What you should do
Would you copy the lines below exactly and omit the images?

Input data
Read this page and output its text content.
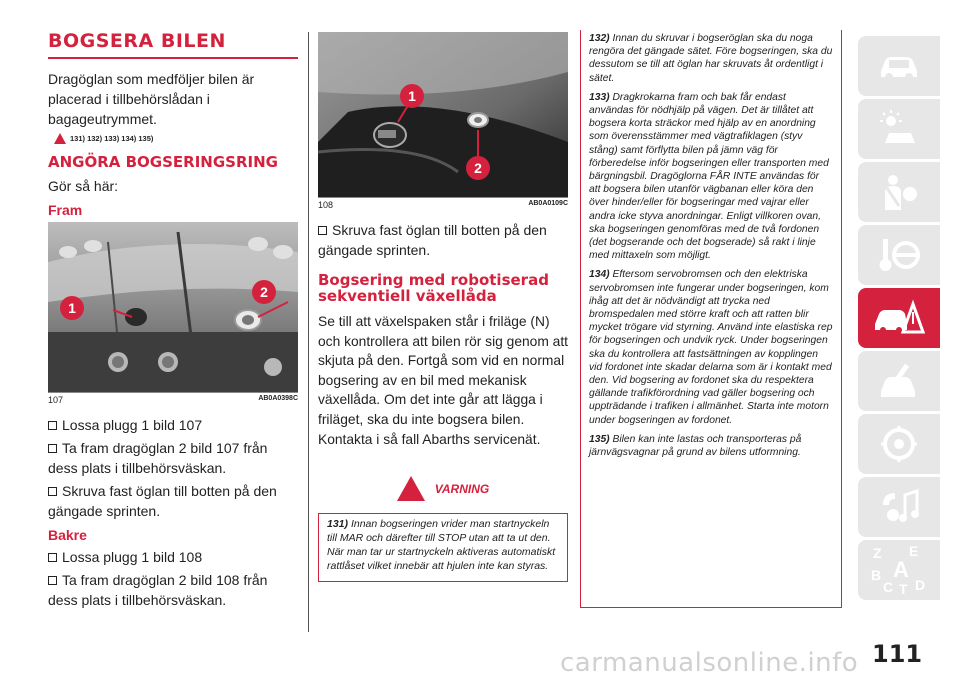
BOGSERA BILEN
Dragöglan som medföljer bilen är placerad i tillbehörslådan i bagageutrymmet.
131) 132) 133) 134) 135)
ANGÖRA BOGSERINGSRING
Gör så här:
Fram
1
2
107	AB0A0398C
Lossa plugg 1 bild 107
Ta fram dragöglan 2 bild 107 från dess plats i tillbehörsväskan.
Skruva fast öglan till botten på den gängade sprinten.
Bakre
Lossa plugg 1 bild 108
Ta fram dragöglan 2 bild 108 från dess plats i tillbehörsväskan.
1
2
108	AB0A0109C
Skruva fast öglan till botten på den gängade sprinten.
Bogsering med robotiserad sekventiell växellåda
Se till att växelspaken står i friläge (N) och kontrollera att bilen rör sig genom att skjuta på den. Fortgå som vid en normal bogsering av en bil med mekanisk växellåda. Om det inte går att lägga i friläget, ska du inte bogsera bilen. Kontakta i så fall Abarths servicenät.
VARNING
131) Innan bogseringen vrider man startnyckeln till MAR och därefter till STOP utan att ta ut den. När man tar ur startnyckeln aktiveras automatiskt rattlåset vilket innebär att hjulen inte kan styras.
132) Innan du skruvar i bogseröglan ska du noga rengöra det gängade sätet. Före bogseringen, ska du dessutom se till att öglan har skruvats åt ordentligt i sätet.
133) Dragkrokarna fram och bak får endast användas för nödhjälp på vägen. Det är tillåtet att bogsera korta sträckor med hjälp av en anordning som överensstämmer med vägtrafiklagen (styv stång) samt förflytta bilen på jämn väg för förberedelse inför bogseringen eller transporten med bärgningsbil. Dragöglorna FÅR INTE användas för att bogsera bilen utanför vägbanan eller köra den över hinder/eller för bogseringar med vajrar eller andra icke styva anordningar. Enligt villkoren ovan, ska bogseringen genomföras med de två fordonen (det bogserande och det bogserade) så rakt i linje med mittaxeln som möjligt.
134) Eftersom servobromsen och den elektriska servobromsen inte fungerar under bogseringen, kom ihåg att det är nödvändigt att trycka ned bromspedalen med större kraft och att ratten blir mycket trögare vid styrning. Använd inte elastiska rep för bogseringen och undvik ryck. Under bogseringen ska du kontrollera att fastsättningen av kopplingen vid fordonet inte skadar delarna som är i kontakt med den. Vid bogsering av fordonet ska du respektera gällande trafikförordning vad gäller bogsering och uppträdande i trafiken i allmänhet. Starta inte motorn under bogseringen av fordonet.
135) Bilen kan inte lastas och transporteras på järnvägsvagnar på grund av bilens utformning.
Z E
A
B
C T D
carmanualsonline.info 111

Exercise result
Read this page and output its text content.
BOGSERA BILEN
Dragöglan som medföljer bilen är placerad i tillbehörslådan i bagageutrymmet.
131) 132) 133) 134) 135)
ANGÖRA BOGSERINGSRING
Gör så här:
Fram
1
2
107	AB0A0398C
Lossa plugg 1 bild 107
Ta fram dragöglan 2 bild 107 från dess plats i tillbehörsväskan.
Skruva fast öglan till botten på den gängade sprinten.
Bakre
Lossa plugg 1 bild 108
Ta fram dragöglan 2 bild 108 från dess plats i tillbehörsväskan.
1
2
108	AB0A0109C
Skruva fast öglan till botten på den gängade sprinten.
Bogsering med robotiserad sekventiell växellåda
Se till att växelspaken står i friläge (N) och kontrollera att bilen rör sig genom att skjuta på den. Fortgå som vid en normal bogsering av en bil med mekanisk växellåda. Om det inte går att lägga i friläget, ska du inte bogsera bilen. Kontakta i så fall Abarths servicenät.
VARNING
131) Innan bogseringen vrider man startnyckeln till MAR och därefter till STOP utan att ta ut den. När man tar ur startnyckeln aktiveras automatiskt rattlåset vilket innebär att hjulen inte kan styras.
132) Innan du skruvar i bogseröglan ska du noga rengöra det gängade sätet. Före bogseringen, ska du dessutom se till att öglan har skruvats åt ordentligt i sätet.
133) Dragkrokarna fram och bak får endast användas för nödhjälp på vägen. Det är tillåtet att bogsera korta sträckor med hjälp av en anordning som överensstämmer med vägtrafiklagen (styv stång) samt förflytta bilen på jämn väg för förberedelse inför bogseringen eller transporten med bärgningsbil. Dragöglorna FÅR INTE användas för att bogsera bilen utanför vägbanan eller köra den över hinder/eller för bogseringar med vajrar eller andra icke styva anordningar. Enligt villkoren ovan, ska bogseringen genomföras med de två fordonen (det bogserande och det bogserade) så rakt i linje med mittaxeln som möjligt.
134) Eftersom servobromsen och den elektriska servobromsen inte fungerar under bogseringen, kom ihåg att det är nödvändigt att trycka ned bromspedalen med större kraft och att ratten blir mycket trögare vid styrning. Använd inte elastiska rep för bogseringen och undvik ryck. Under bogseringen ska du kontrollera att fastsättningen av kopplingen vid fordonet inte skadar delarna som är i kontakt med den. Vid bogsering av fordonet ska du respektera gällande trafikförordning vad gäller bogsering och uppträdande i trafiken i allmänhet. Starta inte motorn under bogseringen av fordonet.
135) Bilen kan inte lastas och transporteras på järnvägsvagnar på grund av bilens utformning.
Z E
A
B
C T D
carmanualsonline.info 111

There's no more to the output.